REQUIRED TASK. Give back all the data exactly, line by line.

Stored data
+ + + + + + +

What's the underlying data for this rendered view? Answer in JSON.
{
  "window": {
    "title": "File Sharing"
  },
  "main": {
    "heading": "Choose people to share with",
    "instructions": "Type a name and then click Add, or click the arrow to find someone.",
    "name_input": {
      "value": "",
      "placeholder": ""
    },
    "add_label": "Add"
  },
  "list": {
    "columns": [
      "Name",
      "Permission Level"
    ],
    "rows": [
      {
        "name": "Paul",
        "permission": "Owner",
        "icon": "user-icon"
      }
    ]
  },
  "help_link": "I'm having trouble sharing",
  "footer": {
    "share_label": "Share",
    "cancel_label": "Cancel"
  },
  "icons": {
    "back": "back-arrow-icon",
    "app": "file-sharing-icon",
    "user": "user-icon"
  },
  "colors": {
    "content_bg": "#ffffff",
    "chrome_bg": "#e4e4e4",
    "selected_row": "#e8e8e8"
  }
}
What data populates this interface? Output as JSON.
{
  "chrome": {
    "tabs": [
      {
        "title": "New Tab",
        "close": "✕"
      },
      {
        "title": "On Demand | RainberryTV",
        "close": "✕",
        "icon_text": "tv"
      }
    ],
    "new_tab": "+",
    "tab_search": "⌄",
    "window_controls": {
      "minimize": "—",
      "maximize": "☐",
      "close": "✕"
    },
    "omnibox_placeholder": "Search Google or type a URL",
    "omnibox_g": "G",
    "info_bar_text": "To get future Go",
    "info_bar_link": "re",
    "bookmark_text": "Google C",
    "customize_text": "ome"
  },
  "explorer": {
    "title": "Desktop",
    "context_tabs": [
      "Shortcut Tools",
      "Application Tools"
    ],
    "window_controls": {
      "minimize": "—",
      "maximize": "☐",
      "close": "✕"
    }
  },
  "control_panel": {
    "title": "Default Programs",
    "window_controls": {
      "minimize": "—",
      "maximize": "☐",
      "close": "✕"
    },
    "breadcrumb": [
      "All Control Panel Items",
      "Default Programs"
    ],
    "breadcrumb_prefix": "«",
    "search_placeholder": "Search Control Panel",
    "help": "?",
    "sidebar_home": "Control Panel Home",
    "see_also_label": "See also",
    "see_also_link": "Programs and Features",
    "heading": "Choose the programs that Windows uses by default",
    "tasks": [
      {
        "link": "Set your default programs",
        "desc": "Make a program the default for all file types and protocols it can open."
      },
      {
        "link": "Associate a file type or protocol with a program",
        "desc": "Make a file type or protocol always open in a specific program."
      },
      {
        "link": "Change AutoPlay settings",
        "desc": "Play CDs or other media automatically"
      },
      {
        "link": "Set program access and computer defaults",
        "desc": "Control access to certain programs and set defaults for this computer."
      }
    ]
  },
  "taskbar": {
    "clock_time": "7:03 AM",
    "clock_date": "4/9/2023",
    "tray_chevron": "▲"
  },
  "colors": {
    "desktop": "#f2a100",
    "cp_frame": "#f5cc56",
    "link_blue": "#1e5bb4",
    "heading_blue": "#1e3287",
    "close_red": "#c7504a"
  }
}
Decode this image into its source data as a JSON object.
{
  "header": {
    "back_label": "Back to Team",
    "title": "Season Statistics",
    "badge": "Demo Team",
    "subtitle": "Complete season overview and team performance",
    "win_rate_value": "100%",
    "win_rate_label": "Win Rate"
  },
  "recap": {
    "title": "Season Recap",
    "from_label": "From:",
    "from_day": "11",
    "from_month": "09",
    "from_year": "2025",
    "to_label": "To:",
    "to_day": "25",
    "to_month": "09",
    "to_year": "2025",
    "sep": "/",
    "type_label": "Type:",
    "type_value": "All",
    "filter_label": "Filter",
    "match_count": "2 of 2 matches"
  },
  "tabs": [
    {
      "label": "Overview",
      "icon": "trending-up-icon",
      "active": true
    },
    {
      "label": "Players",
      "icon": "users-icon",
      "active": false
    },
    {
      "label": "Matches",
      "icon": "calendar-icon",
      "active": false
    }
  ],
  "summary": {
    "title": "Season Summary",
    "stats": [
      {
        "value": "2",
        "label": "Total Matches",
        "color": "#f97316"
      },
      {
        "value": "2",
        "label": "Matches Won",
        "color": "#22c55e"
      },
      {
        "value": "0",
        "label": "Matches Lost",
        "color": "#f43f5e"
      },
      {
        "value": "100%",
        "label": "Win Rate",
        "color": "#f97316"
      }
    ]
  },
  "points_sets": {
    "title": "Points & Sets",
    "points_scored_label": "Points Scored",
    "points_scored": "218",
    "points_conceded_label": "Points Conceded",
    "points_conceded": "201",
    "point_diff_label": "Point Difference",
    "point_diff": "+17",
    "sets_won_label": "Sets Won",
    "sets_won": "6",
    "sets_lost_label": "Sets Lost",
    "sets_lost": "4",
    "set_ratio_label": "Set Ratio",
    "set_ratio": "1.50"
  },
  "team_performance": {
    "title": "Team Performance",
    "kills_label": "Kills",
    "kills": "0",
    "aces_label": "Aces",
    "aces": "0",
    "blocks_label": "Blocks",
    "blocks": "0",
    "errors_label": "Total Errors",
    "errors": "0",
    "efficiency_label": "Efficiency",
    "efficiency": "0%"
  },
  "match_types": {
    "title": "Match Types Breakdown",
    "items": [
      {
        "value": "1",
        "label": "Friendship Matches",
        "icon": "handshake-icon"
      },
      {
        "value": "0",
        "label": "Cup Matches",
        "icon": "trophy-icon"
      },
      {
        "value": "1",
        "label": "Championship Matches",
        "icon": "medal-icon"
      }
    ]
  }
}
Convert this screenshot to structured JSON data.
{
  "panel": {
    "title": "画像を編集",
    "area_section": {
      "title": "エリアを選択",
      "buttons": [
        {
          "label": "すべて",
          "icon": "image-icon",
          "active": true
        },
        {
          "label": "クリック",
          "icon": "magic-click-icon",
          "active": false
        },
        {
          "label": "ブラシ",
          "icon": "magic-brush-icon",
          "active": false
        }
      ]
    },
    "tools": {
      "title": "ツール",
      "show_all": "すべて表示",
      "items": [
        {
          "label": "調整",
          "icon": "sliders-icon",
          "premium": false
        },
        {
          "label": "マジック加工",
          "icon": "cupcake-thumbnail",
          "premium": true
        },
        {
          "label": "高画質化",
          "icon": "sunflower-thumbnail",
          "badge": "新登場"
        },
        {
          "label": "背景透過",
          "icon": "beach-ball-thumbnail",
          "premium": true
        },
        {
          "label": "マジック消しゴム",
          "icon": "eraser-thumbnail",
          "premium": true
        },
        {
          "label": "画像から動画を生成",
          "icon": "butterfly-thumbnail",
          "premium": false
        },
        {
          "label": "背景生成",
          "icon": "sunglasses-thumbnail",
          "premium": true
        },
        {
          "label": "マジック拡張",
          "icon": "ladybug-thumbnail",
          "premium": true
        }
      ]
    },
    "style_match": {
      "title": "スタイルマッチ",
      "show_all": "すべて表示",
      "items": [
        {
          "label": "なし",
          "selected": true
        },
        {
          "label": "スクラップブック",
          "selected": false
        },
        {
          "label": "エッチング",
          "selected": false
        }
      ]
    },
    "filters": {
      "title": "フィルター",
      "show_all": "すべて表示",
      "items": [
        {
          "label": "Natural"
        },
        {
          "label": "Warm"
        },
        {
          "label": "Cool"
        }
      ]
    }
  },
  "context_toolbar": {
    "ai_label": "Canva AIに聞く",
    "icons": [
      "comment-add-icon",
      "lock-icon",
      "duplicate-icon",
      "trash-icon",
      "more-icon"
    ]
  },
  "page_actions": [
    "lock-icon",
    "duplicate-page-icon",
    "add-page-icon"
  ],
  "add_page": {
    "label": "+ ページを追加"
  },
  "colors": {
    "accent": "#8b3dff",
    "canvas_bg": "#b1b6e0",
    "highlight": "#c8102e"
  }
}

+ + + + + + +

OUTPUT.
What's the underlying data for this rendered view? Answer in JSON.
{
  "window": {
    "title": "File Sharing"
  },
  "main": {
    "heading": "Choose people to share with",
    "instructions": "Type a name and then click Add, or click the arrow to find someone.",
    "name_input": {
      "value": "",
      "placeholder": ""
    },
    "add_label": "Add"
  },
  "list": {
    "columns": [
      "Name",
      "Permission Level"
    ],
    "rows": [
      {
        "name": "Paul",
        "permission": "Owner",
        "icon": "user-icon"
      }
    ]
  },
  "help_link": "I'm having trouble sharing",
  "footer": {
    "share_label": "Share",
    "cancel_label": "Cancel"
  },
  "icons": {
    "back": "back-arrow-icon",
    "app": "file-sharing-icon",
    "user": "user-icon"
  },
  "colors": {
    "content_bg": "#ffffff",
    "chrome_bg": "#e4e4e4",
    "selected_row": "#e8e8e8"
  }
}
What data populates this interface? Output as JSON.
{
  "chrome": {
    "tabs": [
      {
        "title": "New Tab",
        "close": "✕"
      },
      {
        "title": "On Demand | RainberryTV",
        "close": "✕",
        "icon_text": "tv"
      }
    ],
    "new_tab": "+",
    "tab_search": "⌄",
    "window_controls": {
      "minimize": "—",
      "maximize": "☐",
      "close": "✕"
    },
    "omnibox_placeholder": "Search Google or type a URL",
    "omnibox_g": "G",
    "info_bar_text": "To get future Go",
    "info_bar_link": "re",
    "bookmark_text": "Google C",
    "customize_text": "ome"
  },
  "explorer": {
    "title": "Desktop",
    "context_tabs": [
      "Shortcut Tools",
      "Application Tools"
    ],
    "window_controls": {
      "minimize": "—",
      "maximize": "☐",
      "close": "✕"
    }
  },
  "control_panel": {
    "title": "Default Programs",
    "window_controls": {
      "minimize": "—",
      "maximize": "☐",
      "close": "✕"
    },
    "breadcrumb": [
      "All Control Panel Items",
      "Default Programs"
    ],
    "breadcrumb_prefix": "«",
    "search_placeholder": "Search Control Panel",
    "help": "?",
    "sidebar_home": "Control Panel Home",
    "see_also_label": "See also",
    "see_also_link": "Programs and Features",
    "heading": "Choose the programs that Windows uses by default",
    "tasks": [
      {
        "link": "Set your default programs",
        "desc": "Make a program the default for all file types and protocols it can open."
      },
      {
        "link": "Associate a file type or protocol with a program",
        "desc": "Make a file type or protocol always open in a specific program."
      },
      {
        "link": "Change AutoPlay settings",
        "desc": "Play CDs or other media automatically"
      },
      {
        "link": "Set program access and computer defaults",
        "desc": "Control access to certain programs and set defaults for this computer."
      }
    ]
  },
  "taskbar": {
    "clock_time": "7:03 AM",
    "clock_date": "4/9/2023",
    "tray_chevron": "▲"
  },
  "colors": {
    "desktop": "#f2a100",
    "cp_frame": "#f5cc56",
    "link_blue": "#1e5bb4",
    "heading_blue": "#1e3287",
    "close_red": "#c7504a"
  }
}
Decode this image into its source data as a JSON object.
{
  "header": {
    "back_label": "Back to Team",
    "title": "Season Statistics",
    "badge": "Demo Team",
    "subtitle": "Complete season overview and team performance",
    "win_rate_value": "100%",
    "win_rate_label": "Win Rate"
  },
  "recap": {
    "title": "Season Recap",
    "from_label": "From:",
    "from_day": "11",
    "from_month": "09",
    "from_year": "2025",
    "to_label": "To:",
    "to_day": "25",
    "to_month": "09",
    "to_year": "2025",
    "sep": "/",
    "type_label": "Type:",
    "type_value": "All",
    "filter_label": "Filter",
    "match_count": "2 of 2 matches"
  },
  "tabs": [
    {
      "label": "Overview",
      "icon": "trending-up-icon",
      "active": true
    },
    {
      "label": "Players",
      "icon": "users-icon",
      "active": false
    },
    {
      "label": "Matches",
      "icon": "calendar-icon",
      "active": false
    }
  ],
  "summary": {
    "title": "Season Summary",
    "stats": [
      {
        "value": "2",
        "label": "Total Matches",
        "color": "#f97316"
      },
      {
        "value": "2",
        "label": "Matches Won",
        "color": "#22c55e"
      },
      {
        "value": "0",
        "label": "Matches Lost",
        "color": "#f43f5e"
      },
      {
        "value": "100%",
        "label": "Win Rate",
        "color": "#f97316"
      }
    ]
  },
  "points_sets": {
    "title": "Points & Sets",
    "points_scored_label": "Points Scored",
    "points_scored": "218",
    "points_conceded_label": "Points Conceded",
    "points_conceded": "201",
    "point_diff_label": "Point Difference",
    "point_diff": "+17",
    "sets_won_label": "Sets Won",
    "sets_won": "6",
    "sets_lost_label": "Sets Lost",
    "sets_lost": "4",
    "set_ratio_label": "Set Ratio",
    "set_ratio": "1.50"
  },
  "team_performance": {
    "title": "Team Performance",
    "kills_label": "Kills",
    "kills": "0",
    "aces_label": "Aces",
    "aces": "0",
    "blocks_label": "Blocks",
    "blocks": "0",
    "errors_label": "Total Errors",
    "errors": "0",
    "efficiency_label": "Efficiency",
    "efficiency": "0%"
  },
  "match_types": {
    "title": "Match Types Breakdown",
    "items": [
      {
        "value": "1",
        "label": "Friendship Matches",
        "icon": "handshake-icon"
      },
      {
        "value": "0",
        "label": "Cup Matches",
        "icon": "trophy-icon"
      },
      {
        "value": "1",
        "label": "Championship Matches",
        "icon": "medal-icon"
      }
    ]
  }
}
Convert this screenshot to structured JSON data.
{
  "panel": {
    "title": "画像を編集",
    "area_section": {
      "title": "エリアを選択",
      "buttons": [
        {
          "label": "すべて",
          "icon": "image-icon",
          "active": true
        },
        {
          "label": "クリック",
          "icon": "magic-click-icon",
          "active": false
        },
        {
          "label": "ブラシ",
          "icon": "magic-brush-icon",
          "active": false
        }
      ]
    },
    "tools": {
      "title": "ツール",
      "show_all": "すべて表示",
      "items": [
        {
          "label": "調整",
          "icon": "sliders-icon",
          "premium": false
        },
        {
          "label": "マジック加工",
          "icon": "cupcake-thumbnail",
          "premium": true
        },
        {
          "label": "高画質化",
          "icon": "sunflower-thumbnail",
          "badge": "新登場"
        },
        {
          "label": "背景透過",
          "icon": "beach-ball-thumbnail",
          "premium": true
        },
        {
          "label": "マジック消しゴム",
          "icon": "eraser-thumbnail",
          "premium": true
        },
        {
          "label": "画像から動画を生成",
          "icon": "butterfly-thumbnail",
          "premium": false
        },
        {
          "label": "背景生成",
          "icon": "sunglasses-thumbnail",
          "premium": true
        },
        {
          "label": "マジック拡張",
          "icon": "ladybug-thumbnail",
          "premium": true
        }
      ]
    },
    "style_match": {
      "title": "スタイルマッチ",
      "show_all": "すべて表示",
      "items": [
        {
          "label": "なし",
          "selected": true
        },
        {
          "label": "スクラップブック",
          "selected": false
        },
        {
          "label": "エッチング",
          "selected": false
        }
      ]
    },
    "filters": {
      "title": "フィルター",
      "show_all": "すべて表示",
      "items": [
        {
          "label": "Natural"
        },
        {
          "label": "Warm"
        },
        {
          "label": "Cool"
        }
      ]
    }
  },
  "context_toolbar": {
    "ai_label": "Canva AIに聞く",
    "icons": [
      "comment-add-icon",
      "lock-icon",
      "duplicate-icon",
      "trash-icon",
      "more-icon"
    ]
  },
  "page_actions": [
    "lock-icon",
    "duplicate-page-icon",
    "add-page-icon"
  ],
  "add_page": {
    "label": "+ ページを追加"
  },
  "colors": {
    "accent": "#8b3dff",
    "canvas_bg": "#b1b6e0",
    "highlight": "#c8102e"
  }
}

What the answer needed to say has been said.